**REQUIRED WORK:**
Only a number is wanted: how many lines of the entries include the string "this"?

**DATASET ROWS:**
::::
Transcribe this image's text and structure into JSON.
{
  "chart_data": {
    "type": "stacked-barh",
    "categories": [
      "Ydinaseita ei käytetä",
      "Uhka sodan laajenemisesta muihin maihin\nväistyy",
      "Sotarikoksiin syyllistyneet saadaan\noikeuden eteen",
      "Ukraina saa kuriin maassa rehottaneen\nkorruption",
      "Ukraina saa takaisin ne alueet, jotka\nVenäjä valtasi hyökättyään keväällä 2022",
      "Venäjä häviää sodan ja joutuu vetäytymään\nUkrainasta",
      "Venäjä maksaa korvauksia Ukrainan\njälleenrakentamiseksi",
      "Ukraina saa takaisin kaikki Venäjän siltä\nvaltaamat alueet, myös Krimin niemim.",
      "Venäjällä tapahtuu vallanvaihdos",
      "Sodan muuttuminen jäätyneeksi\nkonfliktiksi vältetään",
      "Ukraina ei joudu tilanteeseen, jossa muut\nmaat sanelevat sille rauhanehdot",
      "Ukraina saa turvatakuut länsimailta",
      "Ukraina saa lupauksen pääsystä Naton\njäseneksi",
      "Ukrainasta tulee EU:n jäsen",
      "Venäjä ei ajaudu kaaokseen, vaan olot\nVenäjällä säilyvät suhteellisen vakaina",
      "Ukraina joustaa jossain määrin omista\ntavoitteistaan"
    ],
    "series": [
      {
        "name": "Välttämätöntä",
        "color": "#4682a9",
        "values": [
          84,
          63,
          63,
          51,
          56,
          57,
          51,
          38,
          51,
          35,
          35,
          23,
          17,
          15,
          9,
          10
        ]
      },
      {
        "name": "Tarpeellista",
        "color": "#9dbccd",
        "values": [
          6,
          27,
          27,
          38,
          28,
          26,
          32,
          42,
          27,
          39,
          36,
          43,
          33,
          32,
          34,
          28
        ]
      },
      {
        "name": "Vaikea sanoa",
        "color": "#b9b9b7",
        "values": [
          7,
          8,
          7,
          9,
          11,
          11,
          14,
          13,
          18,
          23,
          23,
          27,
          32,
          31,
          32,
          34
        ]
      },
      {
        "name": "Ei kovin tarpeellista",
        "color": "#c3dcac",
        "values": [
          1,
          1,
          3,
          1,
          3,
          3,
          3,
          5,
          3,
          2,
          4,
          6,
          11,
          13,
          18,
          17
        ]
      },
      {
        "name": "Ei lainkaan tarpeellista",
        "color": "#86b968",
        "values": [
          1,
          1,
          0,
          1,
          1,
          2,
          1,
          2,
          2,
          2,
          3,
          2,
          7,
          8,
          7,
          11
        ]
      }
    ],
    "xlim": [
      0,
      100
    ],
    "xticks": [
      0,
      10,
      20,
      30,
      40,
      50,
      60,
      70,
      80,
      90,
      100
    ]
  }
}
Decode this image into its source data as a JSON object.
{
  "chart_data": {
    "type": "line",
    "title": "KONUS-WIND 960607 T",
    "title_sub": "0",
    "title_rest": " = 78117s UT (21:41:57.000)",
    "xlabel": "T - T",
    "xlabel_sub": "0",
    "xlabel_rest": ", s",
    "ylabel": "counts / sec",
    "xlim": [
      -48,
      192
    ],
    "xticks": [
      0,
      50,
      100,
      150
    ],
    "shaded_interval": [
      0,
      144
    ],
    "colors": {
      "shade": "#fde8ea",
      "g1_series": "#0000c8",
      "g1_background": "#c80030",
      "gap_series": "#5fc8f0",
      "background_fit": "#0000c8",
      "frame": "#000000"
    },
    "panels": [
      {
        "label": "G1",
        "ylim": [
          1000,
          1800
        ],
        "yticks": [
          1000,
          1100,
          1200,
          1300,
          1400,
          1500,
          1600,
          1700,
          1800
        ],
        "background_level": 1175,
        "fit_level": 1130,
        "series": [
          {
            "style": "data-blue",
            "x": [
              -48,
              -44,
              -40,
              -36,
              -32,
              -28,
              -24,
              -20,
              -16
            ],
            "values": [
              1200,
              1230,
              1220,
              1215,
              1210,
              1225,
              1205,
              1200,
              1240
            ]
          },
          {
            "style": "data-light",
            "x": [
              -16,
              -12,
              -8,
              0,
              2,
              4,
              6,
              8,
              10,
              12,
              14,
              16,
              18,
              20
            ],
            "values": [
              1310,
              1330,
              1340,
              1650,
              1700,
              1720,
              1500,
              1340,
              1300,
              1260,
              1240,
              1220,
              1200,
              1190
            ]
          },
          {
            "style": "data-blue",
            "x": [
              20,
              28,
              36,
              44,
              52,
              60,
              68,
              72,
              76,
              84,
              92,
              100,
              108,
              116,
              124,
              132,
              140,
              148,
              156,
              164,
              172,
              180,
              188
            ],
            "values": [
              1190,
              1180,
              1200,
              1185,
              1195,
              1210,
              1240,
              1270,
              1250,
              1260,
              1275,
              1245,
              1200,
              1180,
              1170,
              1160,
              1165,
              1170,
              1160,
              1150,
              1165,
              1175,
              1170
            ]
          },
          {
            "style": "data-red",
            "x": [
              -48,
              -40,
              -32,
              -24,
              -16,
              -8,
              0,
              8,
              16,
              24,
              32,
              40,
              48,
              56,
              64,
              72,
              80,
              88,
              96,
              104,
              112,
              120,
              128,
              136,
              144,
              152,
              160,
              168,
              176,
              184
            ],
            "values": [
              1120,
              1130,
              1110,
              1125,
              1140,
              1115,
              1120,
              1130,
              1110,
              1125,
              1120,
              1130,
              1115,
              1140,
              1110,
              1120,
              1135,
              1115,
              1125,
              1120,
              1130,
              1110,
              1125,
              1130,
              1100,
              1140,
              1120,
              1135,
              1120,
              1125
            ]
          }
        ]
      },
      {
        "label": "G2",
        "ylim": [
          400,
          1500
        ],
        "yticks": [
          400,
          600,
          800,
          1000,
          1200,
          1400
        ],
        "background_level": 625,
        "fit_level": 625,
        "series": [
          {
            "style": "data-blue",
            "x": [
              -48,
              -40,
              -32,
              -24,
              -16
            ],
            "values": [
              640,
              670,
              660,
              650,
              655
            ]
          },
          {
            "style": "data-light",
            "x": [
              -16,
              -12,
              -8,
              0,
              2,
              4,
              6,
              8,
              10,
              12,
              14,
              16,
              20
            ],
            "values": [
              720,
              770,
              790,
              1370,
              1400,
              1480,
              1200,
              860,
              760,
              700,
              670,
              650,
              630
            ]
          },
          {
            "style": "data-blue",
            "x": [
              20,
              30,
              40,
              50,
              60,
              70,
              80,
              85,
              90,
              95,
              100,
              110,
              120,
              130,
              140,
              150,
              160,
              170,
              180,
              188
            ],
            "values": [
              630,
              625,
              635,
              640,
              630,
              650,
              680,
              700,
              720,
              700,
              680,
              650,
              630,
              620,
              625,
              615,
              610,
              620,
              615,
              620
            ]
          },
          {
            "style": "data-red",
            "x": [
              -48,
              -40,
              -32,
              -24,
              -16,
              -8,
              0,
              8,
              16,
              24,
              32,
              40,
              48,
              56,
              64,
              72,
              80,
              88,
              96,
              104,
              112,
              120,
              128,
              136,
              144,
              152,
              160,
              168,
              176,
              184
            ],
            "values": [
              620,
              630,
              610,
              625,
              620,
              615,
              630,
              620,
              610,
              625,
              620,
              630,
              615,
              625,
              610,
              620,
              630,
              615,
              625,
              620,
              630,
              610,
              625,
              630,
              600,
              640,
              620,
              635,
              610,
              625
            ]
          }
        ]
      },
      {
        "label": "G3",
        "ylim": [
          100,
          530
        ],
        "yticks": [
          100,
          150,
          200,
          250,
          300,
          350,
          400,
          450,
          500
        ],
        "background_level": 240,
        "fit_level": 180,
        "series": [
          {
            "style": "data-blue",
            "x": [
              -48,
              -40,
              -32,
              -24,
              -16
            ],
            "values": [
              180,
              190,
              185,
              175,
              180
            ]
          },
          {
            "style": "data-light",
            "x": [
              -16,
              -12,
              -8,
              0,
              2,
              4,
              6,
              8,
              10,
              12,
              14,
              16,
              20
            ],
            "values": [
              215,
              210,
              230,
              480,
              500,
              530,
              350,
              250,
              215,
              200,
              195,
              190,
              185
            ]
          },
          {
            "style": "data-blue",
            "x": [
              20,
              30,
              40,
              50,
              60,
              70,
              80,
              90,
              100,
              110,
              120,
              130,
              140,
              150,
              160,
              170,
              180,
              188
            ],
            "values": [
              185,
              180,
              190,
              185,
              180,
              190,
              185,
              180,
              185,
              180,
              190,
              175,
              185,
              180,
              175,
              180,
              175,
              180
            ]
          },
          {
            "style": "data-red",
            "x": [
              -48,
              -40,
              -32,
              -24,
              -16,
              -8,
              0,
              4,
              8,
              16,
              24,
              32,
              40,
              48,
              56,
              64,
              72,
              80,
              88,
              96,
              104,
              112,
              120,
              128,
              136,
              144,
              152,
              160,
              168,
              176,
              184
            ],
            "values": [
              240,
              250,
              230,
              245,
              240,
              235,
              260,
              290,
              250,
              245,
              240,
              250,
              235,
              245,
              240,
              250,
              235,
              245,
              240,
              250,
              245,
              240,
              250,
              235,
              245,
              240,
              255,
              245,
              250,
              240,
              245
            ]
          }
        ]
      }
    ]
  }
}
::::
**PROBLEM SOLUTION:**
2